Exercise details - Which lines in the records below contain the word "through"? Copy each one out.

[Dataset rows]
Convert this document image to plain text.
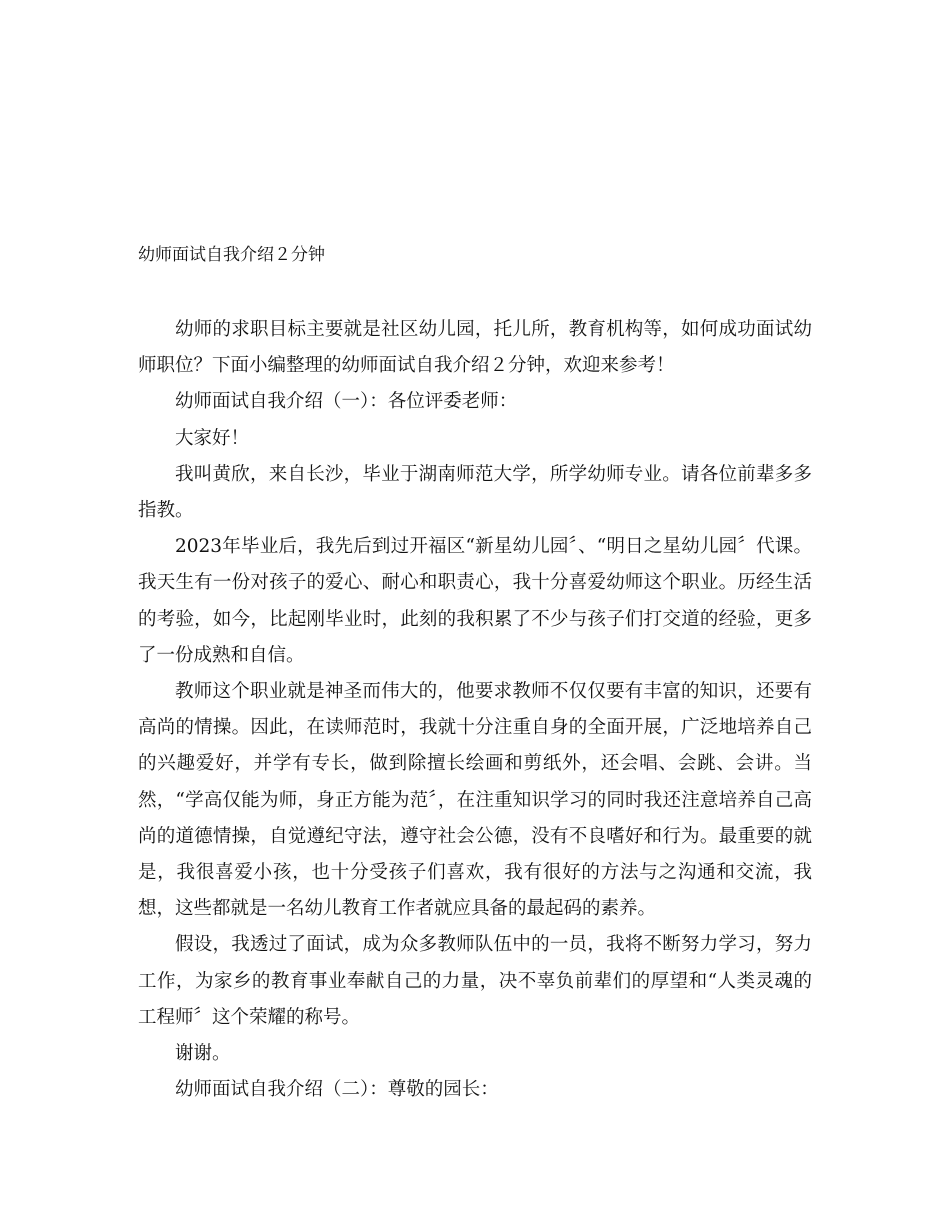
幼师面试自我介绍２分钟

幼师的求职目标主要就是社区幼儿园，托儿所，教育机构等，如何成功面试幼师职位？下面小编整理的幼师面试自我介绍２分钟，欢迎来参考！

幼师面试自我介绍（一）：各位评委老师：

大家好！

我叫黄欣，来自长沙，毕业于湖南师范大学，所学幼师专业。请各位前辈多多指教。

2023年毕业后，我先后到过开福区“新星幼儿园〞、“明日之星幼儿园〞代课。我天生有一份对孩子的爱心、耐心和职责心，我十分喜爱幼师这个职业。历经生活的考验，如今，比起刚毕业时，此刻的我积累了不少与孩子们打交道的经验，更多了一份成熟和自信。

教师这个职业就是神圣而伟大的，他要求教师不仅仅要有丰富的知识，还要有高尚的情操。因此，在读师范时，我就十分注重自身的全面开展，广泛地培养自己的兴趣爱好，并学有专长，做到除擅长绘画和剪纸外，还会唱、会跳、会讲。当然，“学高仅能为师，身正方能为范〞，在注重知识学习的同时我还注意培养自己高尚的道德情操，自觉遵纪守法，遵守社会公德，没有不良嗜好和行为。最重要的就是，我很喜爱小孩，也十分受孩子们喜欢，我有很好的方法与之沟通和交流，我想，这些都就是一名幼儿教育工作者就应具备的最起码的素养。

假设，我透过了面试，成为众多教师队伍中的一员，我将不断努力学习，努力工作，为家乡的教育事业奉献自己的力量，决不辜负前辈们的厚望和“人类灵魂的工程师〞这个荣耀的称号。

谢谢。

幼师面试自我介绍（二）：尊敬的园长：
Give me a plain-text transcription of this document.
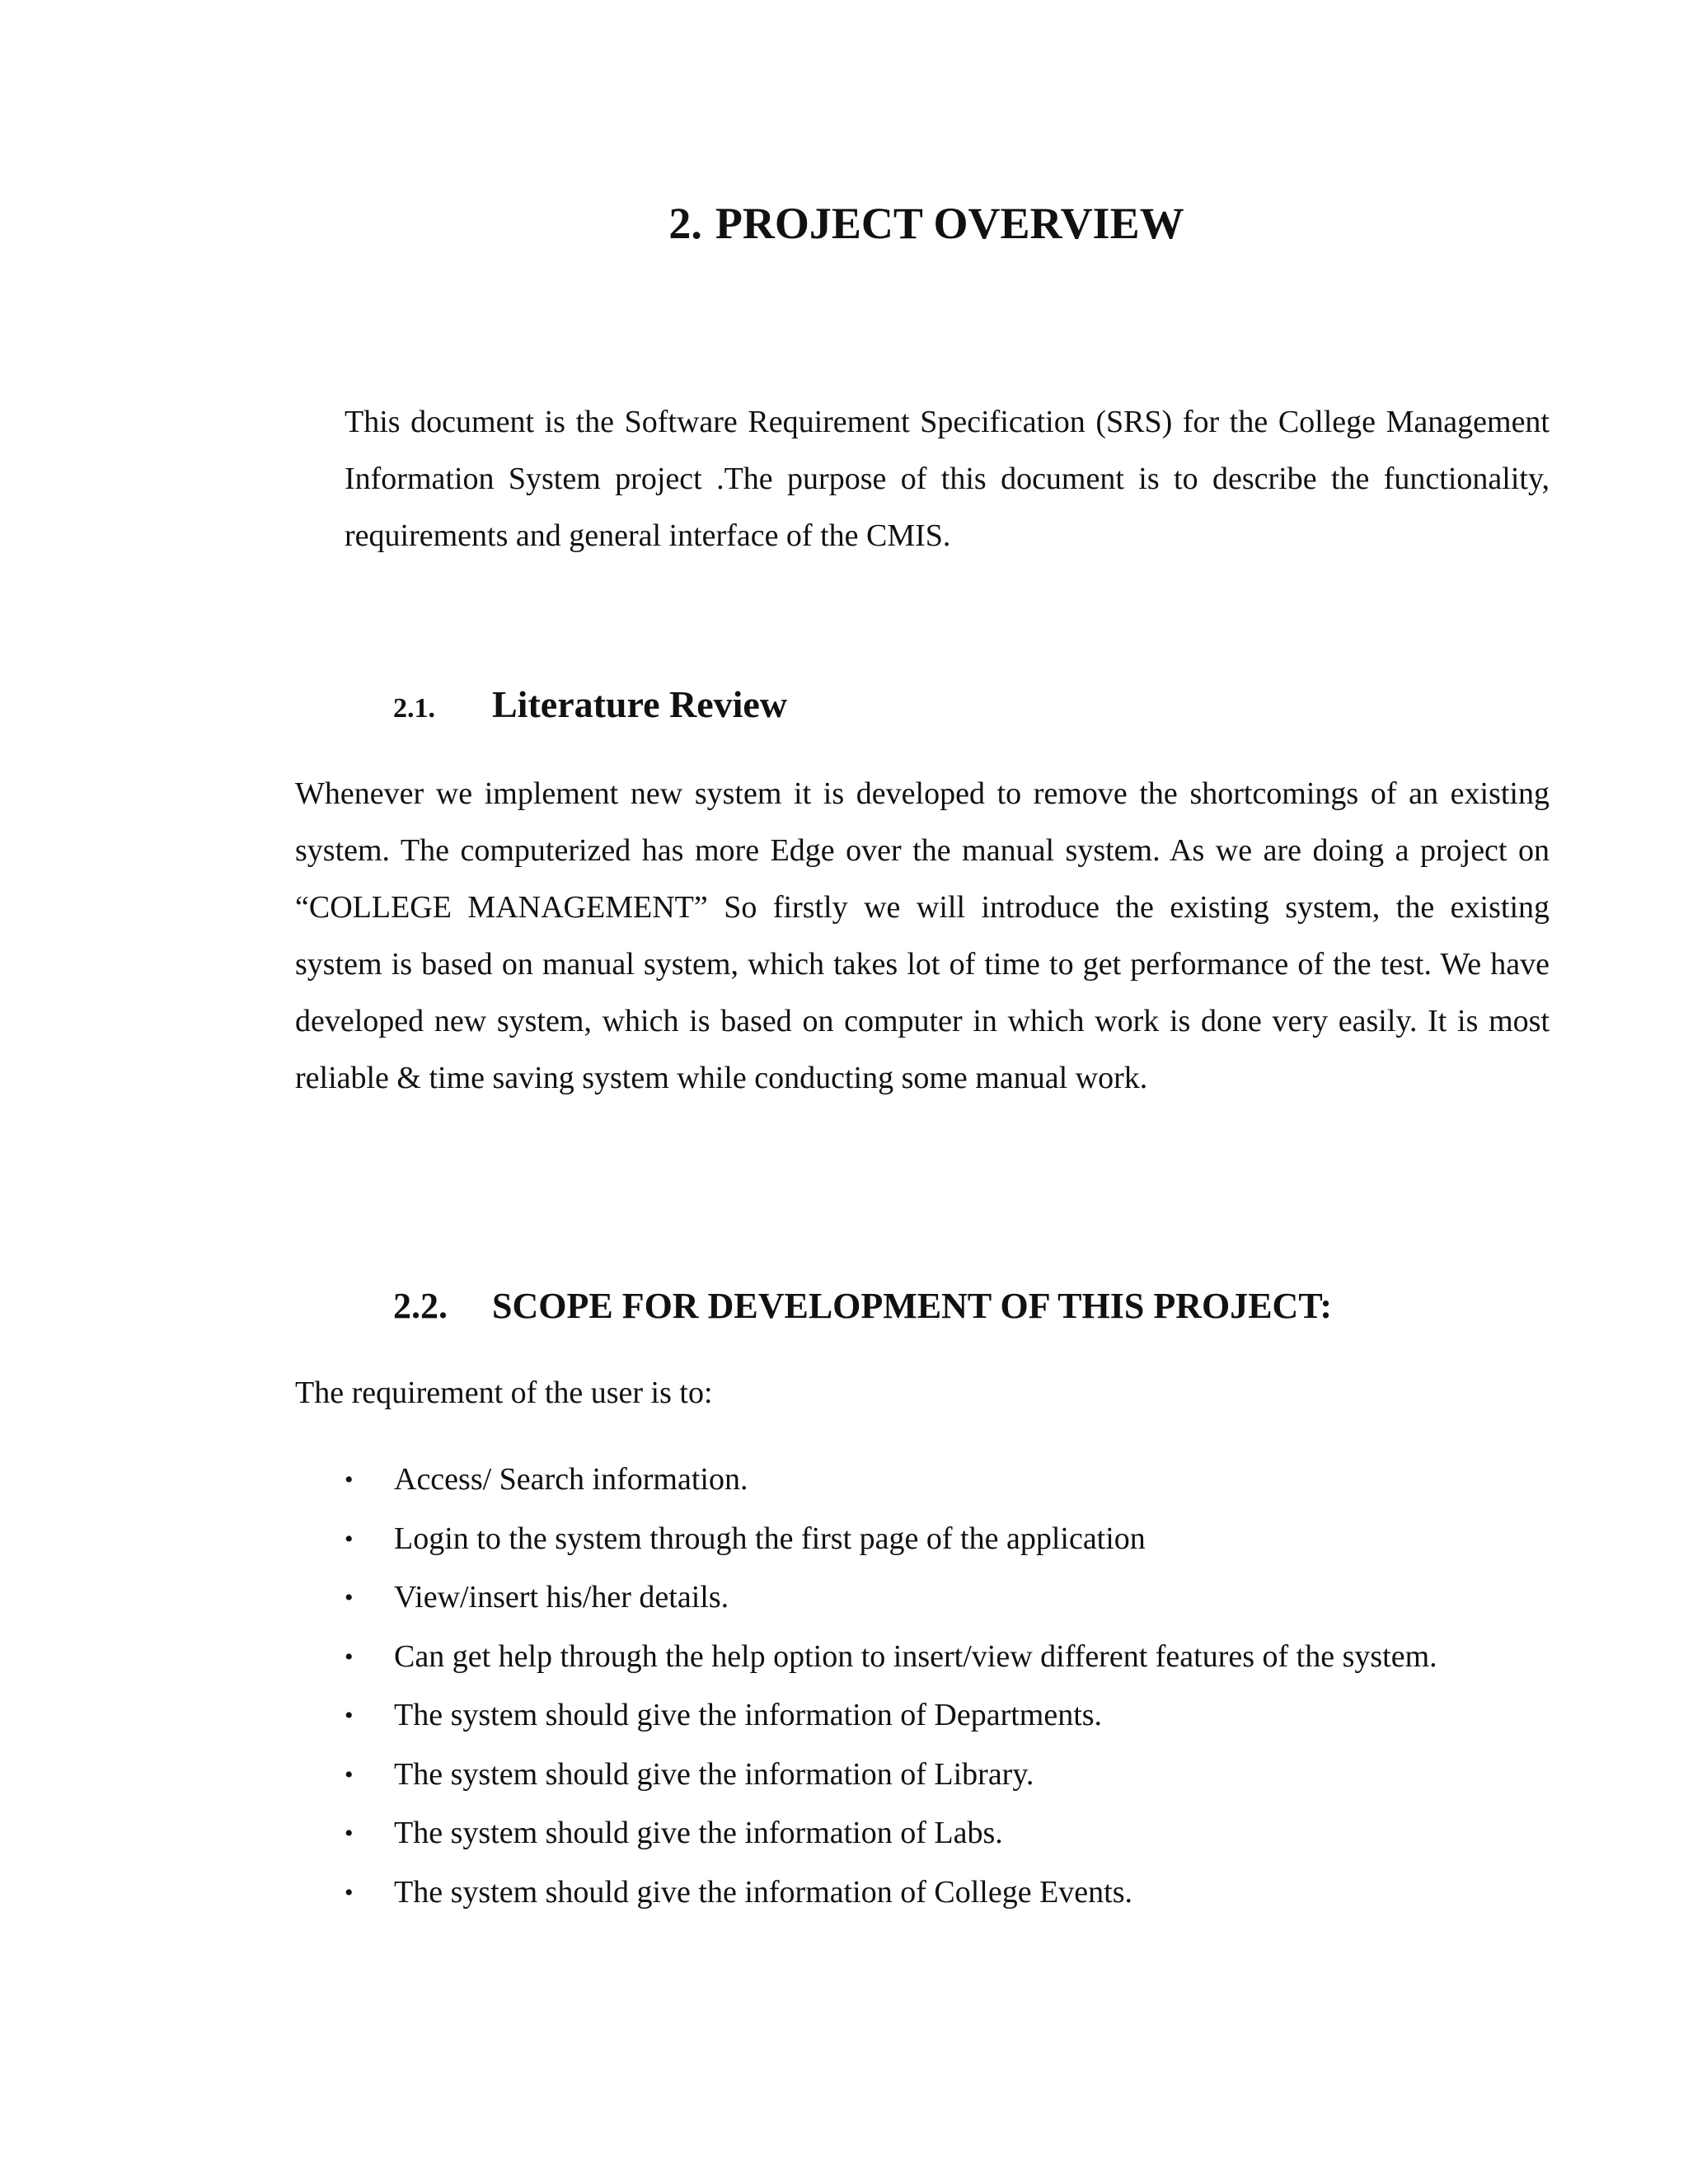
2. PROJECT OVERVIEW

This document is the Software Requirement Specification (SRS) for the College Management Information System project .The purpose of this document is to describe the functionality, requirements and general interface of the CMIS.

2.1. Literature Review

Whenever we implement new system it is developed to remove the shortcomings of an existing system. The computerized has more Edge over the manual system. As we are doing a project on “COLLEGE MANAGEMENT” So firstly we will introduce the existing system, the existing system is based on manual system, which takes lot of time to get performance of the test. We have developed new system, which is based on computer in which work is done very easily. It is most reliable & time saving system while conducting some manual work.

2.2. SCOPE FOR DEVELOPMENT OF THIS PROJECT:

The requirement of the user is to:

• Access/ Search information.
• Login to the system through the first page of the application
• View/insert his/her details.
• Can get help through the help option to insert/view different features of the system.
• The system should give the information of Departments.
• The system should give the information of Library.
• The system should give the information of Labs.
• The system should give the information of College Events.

Task answer -
• Login to the system through the first page of the application
• Can get help through the help option to insert/view different features of the system.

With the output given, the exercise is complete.